Set down every one of the items below again, with no change to any character.

Records drawn from a collection
——————
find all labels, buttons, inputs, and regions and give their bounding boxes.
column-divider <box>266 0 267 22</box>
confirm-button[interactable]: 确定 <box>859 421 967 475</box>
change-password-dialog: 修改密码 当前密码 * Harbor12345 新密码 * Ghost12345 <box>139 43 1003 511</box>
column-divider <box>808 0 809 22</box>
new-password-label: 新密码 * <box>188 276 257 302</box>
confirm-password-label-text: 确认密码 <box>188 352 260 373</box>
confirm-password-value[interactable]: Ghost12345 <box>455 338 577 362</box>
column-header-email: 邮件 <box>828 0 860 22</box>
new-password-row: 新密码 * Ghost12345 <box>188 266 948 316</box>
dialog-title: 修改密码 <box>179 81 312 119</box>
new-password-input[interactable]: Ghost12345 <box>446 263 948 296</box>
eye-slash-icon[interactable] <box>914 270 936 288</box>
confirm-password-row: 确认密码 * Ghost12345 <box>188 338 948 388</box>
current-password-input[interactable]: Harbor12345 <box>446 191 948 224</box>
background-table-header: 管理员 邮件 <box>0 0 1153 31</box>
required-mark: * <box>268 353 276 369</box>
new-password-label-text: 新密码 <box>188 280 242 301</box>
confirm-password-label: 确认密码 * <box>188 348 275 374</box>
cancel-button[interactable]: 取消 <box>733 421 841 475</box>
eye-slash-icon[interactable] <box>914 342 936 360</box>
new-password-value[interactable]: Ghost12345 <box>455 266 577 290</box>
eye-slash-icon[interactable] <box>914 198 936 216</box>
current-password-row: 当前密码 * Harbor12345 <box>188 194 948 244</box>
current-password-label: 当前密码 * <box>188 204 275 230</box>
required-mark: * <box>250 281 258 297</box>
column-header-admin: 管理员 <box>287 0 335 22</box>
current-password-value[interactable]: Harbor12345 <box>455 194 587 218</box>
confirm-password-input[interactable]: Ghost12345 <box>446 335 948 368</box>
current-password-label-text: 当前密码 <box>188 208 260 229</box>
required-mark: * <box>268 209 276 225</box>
——————
# [SOLUTION TO THE PROBLEM]
find all labels, buttons, inputs, and regions and give their bounding boxes.
column-divider <box>266 0 267 22</box>
confirm-button[interactable]: 确定 <box>859 421 967 475</box>
change-password-dialog: 修改密码 当前密码 * Harbor12345 新密码 * Ghost12345 <box>139 43 1003 511</box>
column-divider <box>808 0 809 22</box>
new-password-label: 新密码 * <box>188 276 257 302</box>
confirm-password-label-text: 确认密码 <box>188 352 260 373</box>
confirm-password-value[interactable]: Ghost12345 <box>455 338 577 362</box>
column-header-email: 邮件 <box>828 0 860 22</box>
new-password-row: 新密码 * Ghost12345 <box>188 266 948 316</box>
dialog-title: 修改密码 <box>179 81 312 119</box>
new-password-input[interactable]: Ghost12345 <box>446 263 948 296</box>
eye-slash-icon[interactable] <box>914 270 936 288</box>
confirm-password-row: 确认密码 * Ghost12345 <box>188 338 948 388</box>
current-password-input[interactable]: Harbor12345 <box>446 191 948 224</box>
background-table-header: 管理员 邮件 <box>0 0 1153 31</box>
required-mark: * <box>268 353 276 369</box>
new-password-label-text: 新密码 <box>188 280 242 301</box>
confirm-password-label: 确认密码 * <box>188 348 275 374</box>
cancel-button[interactable]: 取消 <box>733 421 841 475</box>
eye-slash-icon[interactable] <box>914 342 936 360</box>
new-password-value[interactable]: Ghost12345 <box>455 266 577 290</box>
eye-slash-icon[interactable] <box>914 198 936 216</box>
current-password-row: 当前密码 * Harbor12345 <box>188 194 948 244</box>
current-password-label: 当前密码 * <box>188 204 275 230</box>
required-mark: * <box>250 281 258 297</box>
column-header-admin: 管理员 <box>287 0 335 22</box>
current-password-value[interactable]: Harbor12345 <box>455 194 587 218</box>
confirm-password-input[interactable]: Ghost12345 <box>446 335 948 368</box>
current-password-label-text: 当前密码 <box>188 208 260 229</box>
required-mark: * <box>268 209 276 225</box>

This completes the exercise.